Aim of the task: Without the images, output each record below as it stands.

(Extracts from a graphics dataset)
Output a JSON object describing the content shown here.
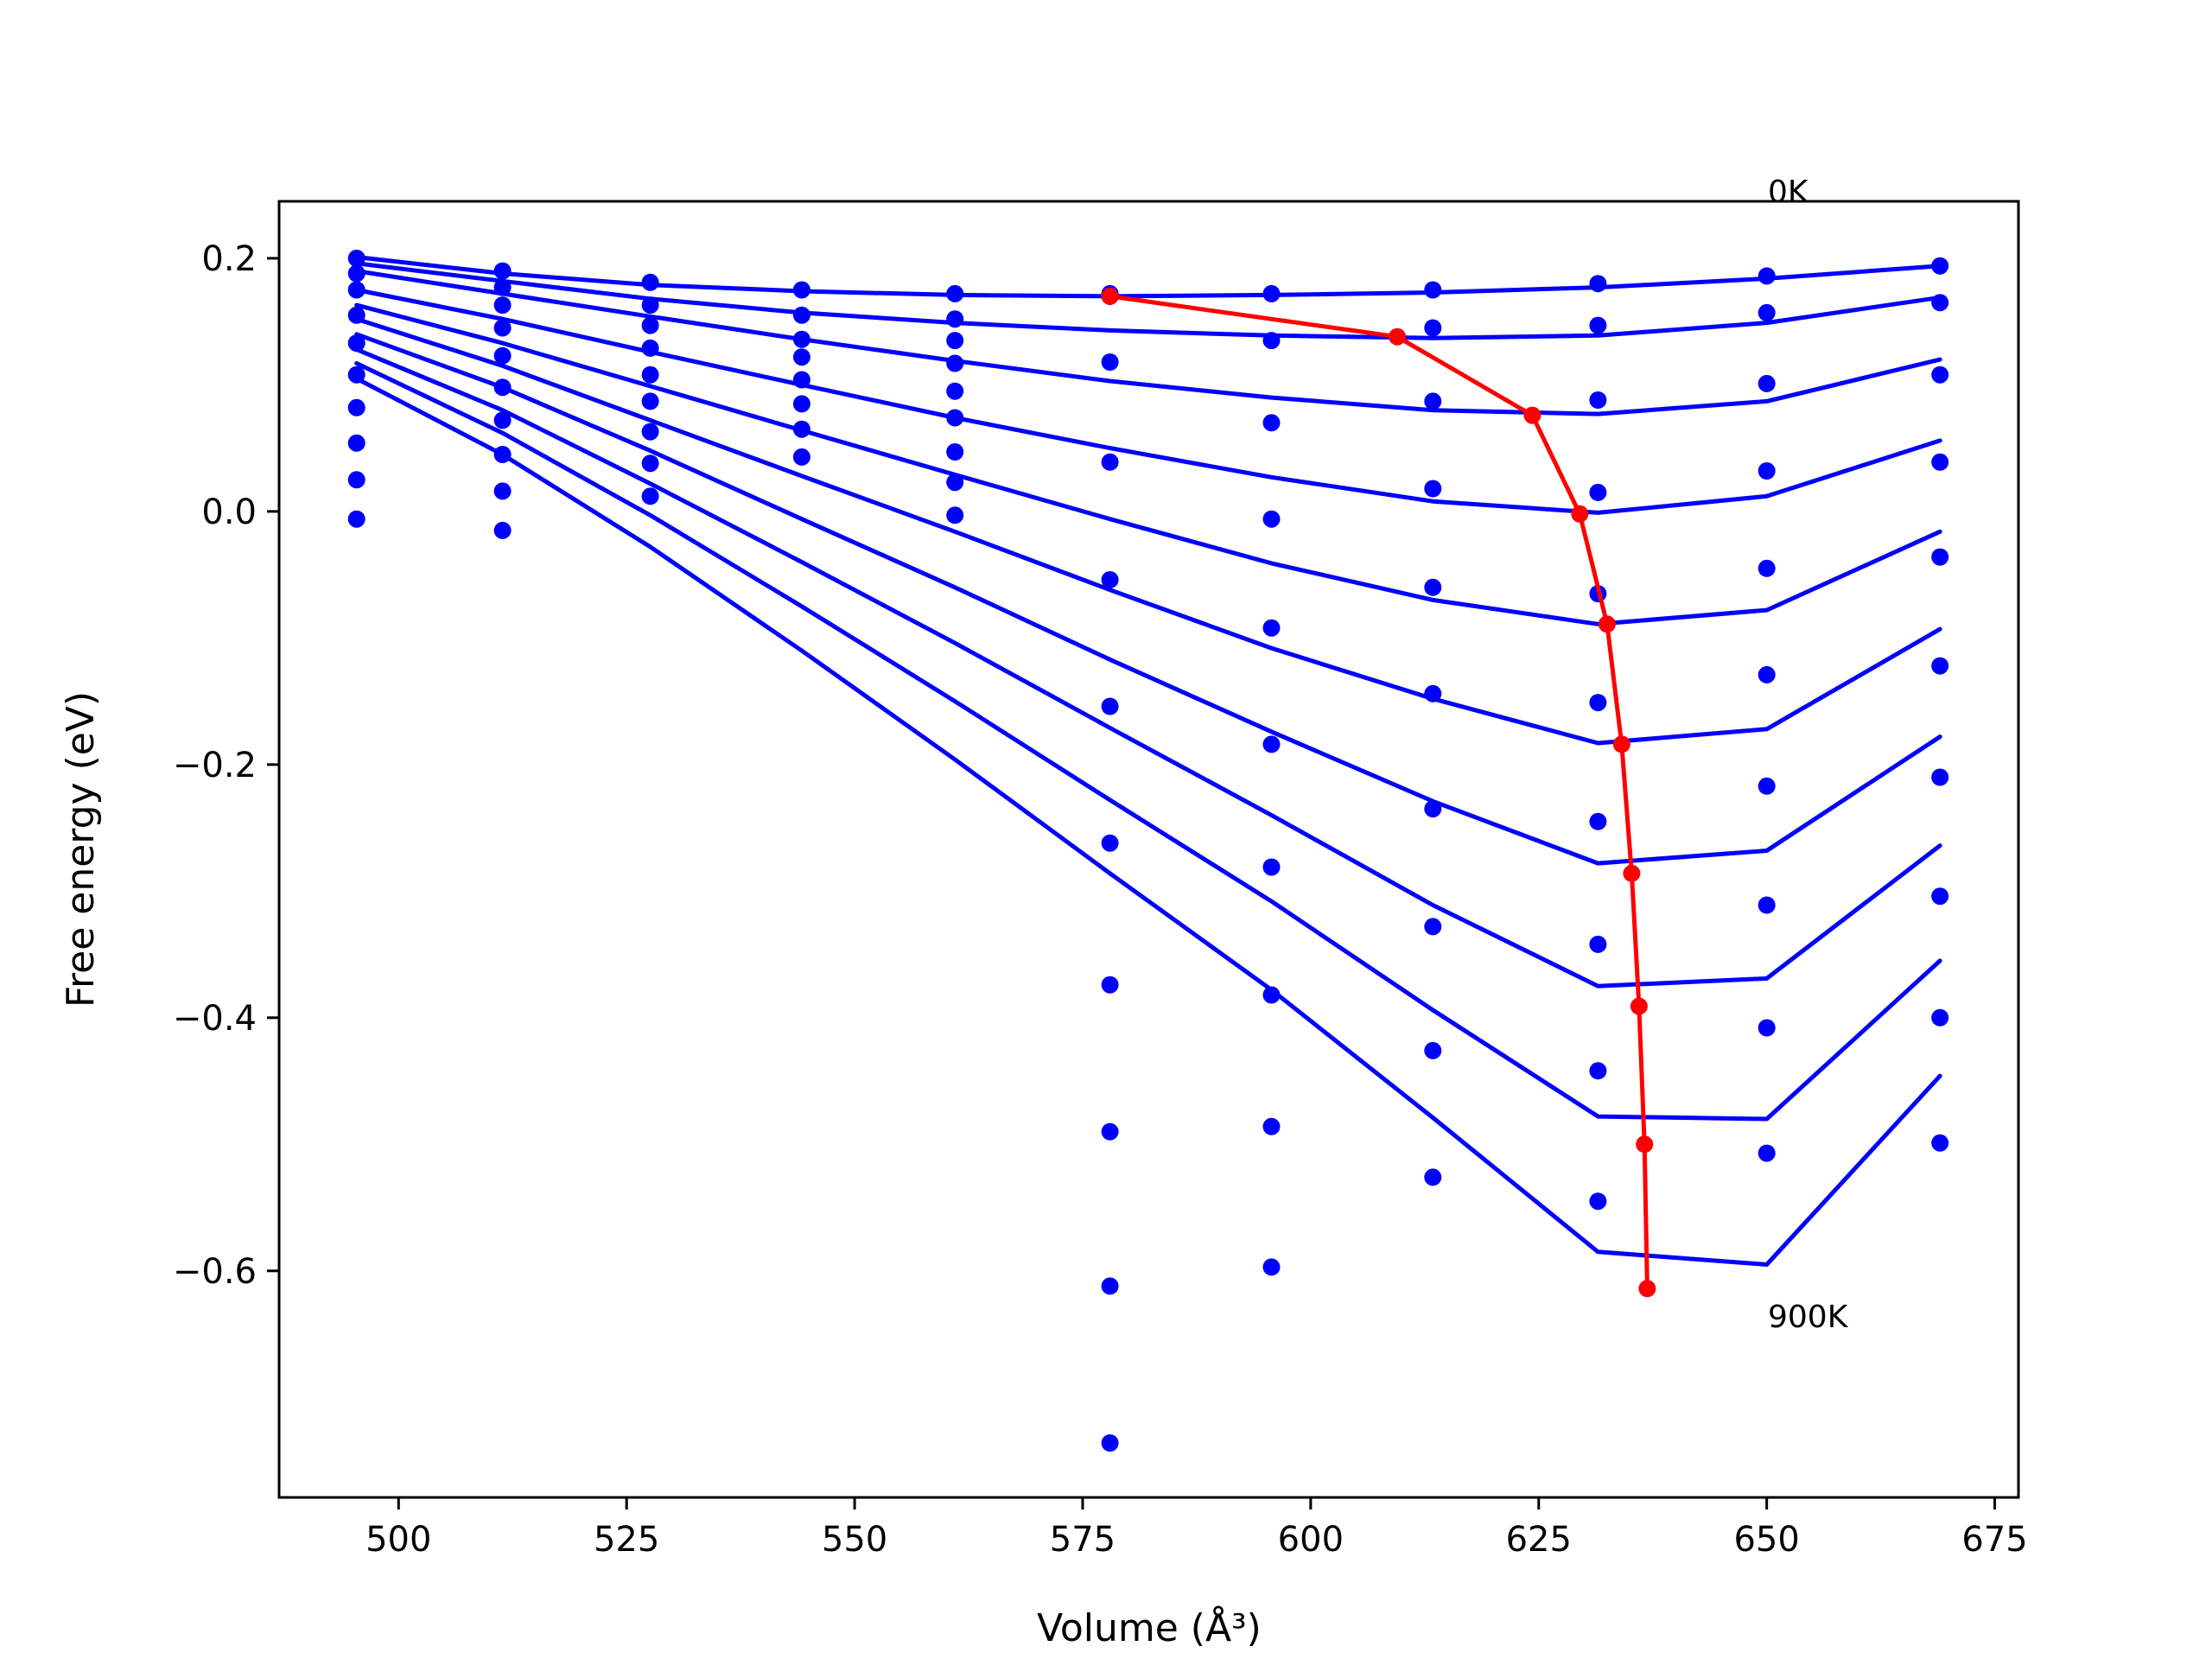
{
  "chart_data": {
    "type": "line",
    "title": "",
    "xlabel": "Volume (Å³)",
    "ylabel": "Free energy (eV)",
    "xlim": [
      486.9,
      677.6
    ],
    "ylim": [
      -0.779,
      0.245
    ],
    "xticks": [
      "500",
      "525",
      "550",
      "575",
      "600",
      "625",
      "650",
      "675"
    ],
    "yticks": [
      "−0.6",
      "−0.4",
      "−0.2",
      "0.0",
      "0.2"
    ],
    "grid": false,
    "legend": "none",
    "annotations": {
      "top": "0K",
      "bottom": "900K"
    },
    "colors": {
      "curves": "#0000ff",
      "minimum_path": "#ff0000",
      "frame": "#000000",
      "background": "#ffffff"
    },
    "x": [
      495.4,
      511.4,
      527.6,
      544.2,
      561.0,
      578.0,
      595.7,
      613.4,
      631.5,
      650.0,
      669.0
    ],
    "x_fit": [
      495.4,
      511.4,
      527.6,
      544.2,
      561.0,
      578.0,
      595.7,
      613.4,
      631.5,
      650.0,
      669.0
    ],
    "series": [
      {
        "points": [
          0.2,
          0.19,
          0.181,
          0.175,
          0.172,
          0.172,
          0.172,
          0.175,
          0.18,
          0.186,
          0.194
        ],
        "fit": [
          0.201,
          0.188,
          0.179,
          0.174,
          0.171,
          0.17,
          0.171,
          0.173,
          0.177,
          0.184,
          0.194
        ]
      },
      {
        "points": [
          0.188,
          0.177,
          0.163,
          0.155,
          0.152,
          0.17,
          0.135,
          0.145,
          0.147,
          0.157,
          0.165
        ],
        "fit": [
          0.196,
          0.182,
          0.168,
          0.157,
          0.149,
          0.143,
          0.139,
          0.137,
          0.139,
          0.149,
          0.169
        ]
      },
      {
        "points": [
          0.175,
          0.163,
          0.147,
          0.136,
          0.135,
          0.118,
          0.07,
          0.087,
          0.088,
          0.101,
          0.108
        ],
        "fit": [
          0.19,
          0.172,
          0.154,
          0.136,
          0.119,
          0.103,
          0.09,
          0.08,
          0.077,
          0.087,
          0.12
        ]
      },
      {
        "points": [
          0.155,
          0.145,
          0.129,
          0.122,
          0.117,
          0.039,
          -0.006,
          0.018,
          0.015,
          0.032,
          0.039
        ],
        "fit": [
          0.175,
          0.152,
          0.126,
          0.1,
          0.074,
          0.05,
          0.027,
          0.008,
          -0.001,
          0.012,
          0.056
        ]
      },
      {
        "points": [
          0.133,
          0.123,
          0.108,
          0.104,
          0.095,
          -0.054,
          -0.092,
          -0.06,
          -0.065,
          -0.045,
          -0.036
        ],
        "fit": [
          0.163,
          0.133,
          0.099,
          0.064,
          0.029,
          -0.006,
          -0.041,
          -0.07,
          -0.089,
          -0.078,
          -0.016
        ]
      },
      {
        "points": [
          0.108,
          0.098,
          0.087,
          0.085,
          0.074,
          -0.154,
          -0.184,
          -0.144,
          -0.151,
          -0.129,
          -0.122
        ],
        "fit": [
          0.152,
          0.115,
          0.072,
          0.028,
          -0.016,
          -0.062,
          -0.108,
          -0.148,
          -0.183,
          -0.172,
          -0.093
        ]
      },
      {
        "points": [
          0.082,
          0.072,
          0.063,
          0.065,
          0.047,
          -0.262,
          -0.281,
          -0.235,
          -0.245,
          -0.217,
          -0.21
        ],
        "fit": [
          0.14,
          0.098,
          0.048,
          -0.006,
          -0.06,
          -0.117,
          -0.174,
          -0.229,
          -0.278,
          -0.268,
          -0.178
        ]
      },
      {
        "points": [
          0.054,
          0.045,
          0.038,
          0.043,
          0.023,
          -0.374,
          -0.382,
          -0.328,
          -0.342,
          -0.311,
          -0.304
        ],
        "fit": [
          0.128,
          0.08,
          0.022,
          -0.04,
          -0.104,
          -0.171,
          -0.24,
          -0.311,
          -0.375,
          -0.369,
          -0.264
        ]
      },
      {
        "points": [
          0.025,
          0.016,
          0.012,
          null,
          -0.003,
          -0.49,
          -0.486,
          -0.426,
          -0.442,
          -0.408,
          -0.4
        ],
        "fit": [
          0.117,
          0.062,
          -0.003,
          -0.075,
          -0.15,
          -0.228,
          -0.308,
          -0.394,
          -0.478,
          -0.48,
          -0.355
        ]
      },
      {
        "points": [
          -0.006,
          -0.015,
          null,
          null,
          null,
          -0.612,
          -0.597,
          -0.526,
          -0.545,
          -0.507,
          -0.499
        ],
        "fit": [
          0.105,
          0.045,
          -0.028,
          -0.11,
          -0.196,
          -0.286,
          -0.378,
          -0.479,
          -0.585,
          -0.595,
          -0.446
        ]
      }
    ],
    "extra_points": [
      {
        "x": 578.0,
        "y": -0.736
      }
    ],
    "minimum_path": {
      "x": [
        578.0,
        609.5,
        624.3,
        629.5,
        632.5,
        634.1,
        635.2,
        636.0,
        636.6,
        636.9
      ],
      "y": [
        0.17,
        0.138,
        0.076,
        -0.002,
        -0.089,
        -0.184,
        -0.286,
        -0.391,
        -0.5,
        -0.614
      ]
    }
  }
}
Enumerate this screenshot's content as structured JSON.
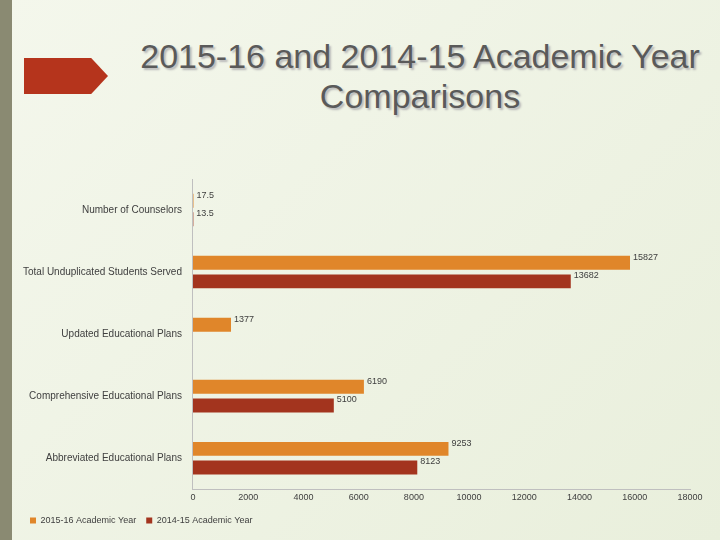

Expected answer:
Output a JSON object describing the content shown here.
{
  "chart_data": {
    "type": "line",
    "title": "",
    "xlabel": "Volume (Å³)",
    "ylabel": "Free energy (eV)",
    "xlim": [
      486.9,
      677.6
    ],
    "ylim": [
      -0.779,
      0.245
    ],
    "xticks": [
      "500",
      "525",
      "550",
      "575",
      "600",
      "625",
      "650",
      "675"
    ],
    "yticks": [
      "−0.6",
      "−0.4",
      "−0.2",
      "0.0",
      "0.2"
    ],
    "grid": false,
    "legend": "none",
    "annotations": {
      "top": "0K",
      "bottom": "900K"
    },
    "colors": {
      "curves": "#0000ff",
      "minimum_path": "#ff0000",
      "frame": "#000000",
      "background": "#ffffff"
    },
    "x": [
      495.4,
      511.4,
      527.6,
      544.2,
      561.0,
      578.0,
      595.7,
      613.4,
      631.5,
      650.0,
      669.0
    ],
    "x_fit": [
      495.4,
      511.4,
      527.6,
      544.2,
      561.0,
      578.0,
      595.7,
      613.4,
      631.5,
      650.0,
      669.0
    ],
    "series": [
      {
        "points": [
          0.2,
          0.19,
          0.181,
          0.175,
          0.172,
          0.172,
          0.172,
          0.175,
          0.18,
          0.186,
          0.194
        ],
        "fit": [
          0.201,
          0.188,
          0.179,
          0.174,
          0.171,
          0.17,
          0.171,
          0.173,
          0.177,
          0.184,
          0.194
        ]
      },
      {
        "points": [
          0.188,
          0.177,
          0.163,
          0.155,
          0.152,
          0.17,
          0.135,
          0.145,
          0.147,
          0.157,
          0.165
        ],
        "fit": [
          0.196,
          0.182,
          0.168,
          0.157,
          0.149,
          0.143,
          0.139,
          0.137,
          0.139,
          0.149,
          0.169
        ]
      },
      {
        "points": [
          0.175,
          0.163,
          0.147,
          0.136,
          0.135,
          0.118,
          0.07,
          0.087,
          0.088,
          0.101,
          0.108
        ],
        "fit": [
          0.19,
          0.172,
          0.154,
          0.136,
          0.119,
          0.103,
          0.09,
          0.08,
          0.077,
          0.087,
          0.12
        ]
      },
      {
        "points": [
          0.155,
          0.145,
          0.129,
          0.122,
          0.117,
          0.039,
          -0.006,
          0.018,
          0.015,
          0.032,
          0.039
        ],
        "fit": [
          0.175,
          0.152,
          0.126,
          0.1,
          0.074,
          0.05,
          0.027,
          0.008,
          -0.001,
          0.012,
          0.056
        ]
      },
      {
        "points": [
          0.133,
          0.123,
          0.108,
          0.104,
          0.095,
          -0.054,
          -0.092,
          -0.06,
          -0.065,
          -0.045,
          -0.036
        ],
        "fit": [
          0.163,
          0.133,
          0.099,
          0.064,
          0.029,
          -0.006,
          -0.041,
          -0.07,
          -0.089,
          -0.078,
          -0.016
        ]
      },
      {
        "points": [
          0.108,
          0.098,
          0.087,
          0.085,
          0.074,
          -0.154,
          -0.184,
          -0.144,
          -0.151,
          -0.129,
          -0.122
        ],
        "fit": [
          0.152,
          0.115,
          0.072,
          0.028,
          -0.016,
          -0.062,
          -0.108,
          -0.148,
          -0.183,
          -0.172,
          -0.093
        ]
      },
      {
        "points": [
          0.082,
          0.072,
          0.063,
          0.065,
          0.047,
          -0.262,
          -0.281,
          -0.235,
          -0.245,
          -0.217,
          -0.21
        ],
        "fit": [
          0.14,
          0.098,
          0.048,
          -0.006,
          -0.06,
          -0.117,
          -0.174,
          -0.229,
          -0.278,
          -0.268,
          -0.178
        ]
      },
      {
        "points": [
          0.054,
          0.045,
          0.038,
          0.043,
          0.023,
          -0.374,
          -0.382,
          -0.328,
          -0.342,
          -0.311,
          -0.304
        ],
        "fit": [
          0.128,
          0.08,
          0.022,
          -0.04,
          -0.104,
          -0.171,
          -0.24,
          -0.311,
          -0.375,
          -0.369,
          -0.264
        ]
      },
      {
        "points": [
          0.025,
          0.016,
          0.012,
          null,
          -0.003,
          -0.49,
          -0.486,
          -0.426,
          -0.442,
          -0.408,
          -0.4
        ],
        "fit": [
          0.117,
          0.062,
          -0.003,
          -0.075,
          -0.15,
          -0.228,
          -0.308,
          -0.394,
          -0.478,
          -0.48,
          -0.355
        ]
      },
      {
        "points": [
          -0.006,
          -0.015,
          null,
          null,
          null,
          -0.612,
          -0.597,
          -0.526,
          -0.545,
          -0.507,
          -0.499
        ],
        "fit": [
          0.105,
          0.045,
          -0.028,
          -0.11,
          -0.196,
          -0.286,
          -0.378,
          -0.479,
          -0.585,
          -0.595,
          -0.446
        ]
      }
    ],
    "extra_points": [
      {
        "x": 578.0,
        "y": -0.736
      }
    ],
    "minimum_path": {
      "x": [
        578.0,
        609.5,
        624.3,
        629.5,
        632.5,
        634.1,
        635.2,
        636.0,
        636.6,
        636.9
      ],
      "y": [
        0.17,
        0.138,
        0.076,
        -0.002,
        -0.089,
        -0.184,
        -0.286,
        -0.391,
        -0.5,
        -0.614
      ]
    }
  }
}
Enumerate this screenshot's content as structured JSON.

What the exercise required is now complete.